- [Raw data]:
==============================

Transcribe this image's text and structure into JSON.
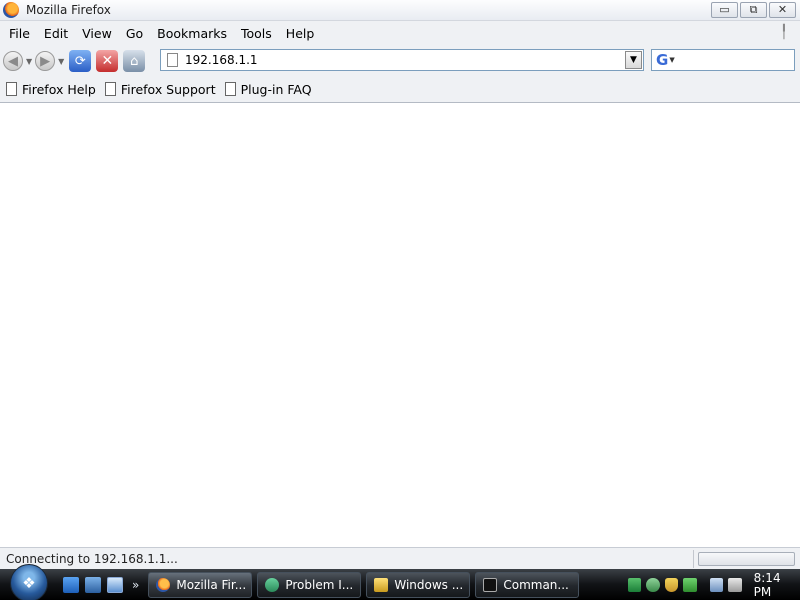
{
  "window": {
    "title": "Mozilla Firefox",
    "controls": {
      "minimize": "▭",
      "maximize": "⧉",
      "close": "✕"
    }
  },
  "menu": {
    "items": [
      "File",
      "Edit",
      "View",
      "Go",
      "Bookmarks",
      "Tools",
      "Help"
    ]
  },
  "navigation": {
    "back_icon": "back-arrow-icon",
    "forward_icon": "forward-arrow-icon",
    "reload_icon": "reload-icon",
    "stop_icon": "stop-icon",
    "home_icon": "home-icon",
    "url": "192.168.1.1",
    "search_engine_icon": "G",
    "search_placeholder": ""
  },
  "bookmarks": {
    "items": [
      "Firefox Help",
      "Firefox Support",
      "Plug-in FAQ"
    ]
  },
  "status": {
    "text": "Connecting to 192.168.1.1..."
  },
  "taskbar": {
    "start_icon": "windows-start-orb",
    "quick_launch": [
      "show-desktop-icon",
      "switch-windows-icon",
      "internet-explorer-icon"
    ],
    "overflow": "»",
    "buttons": [
      {
        "label": "Mozilla Fir...",
        "icon": "firefox-icon",
        "active": true
      },
      {
        "label": "Problem I...",
        "icon": "problem-reports-icon",
        "active": false
      },
      {
        "label": "Windows ...",
        "icon": "windows-explorer-icon",
        "active": false
      },
      {
        "label": "Comman...",
        "icon": "command-prompt-icon",
        "active": false
      }
    ],
    "tray_icons": [
      "network-status-icon",
      "users-icon",
      "security-shield-icon",
      "checkmark-icon",
      "network-icon",
      "volume-muted-icon"
    ],
    "clock": "8:14 PM"
  },
  "colors": {
    "chrome": "#eff1f4",
    "taskbar": "#121417",
    "url_border": "#7b9ebd"
  }
}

==============================

- [Instructions for the task]: For each line above that contains the word "arrow", copy that line.

- [Expected answer]:
    "back_icon": "back-arrow-icon",
    "forward_icon": "forward-arrow-icon",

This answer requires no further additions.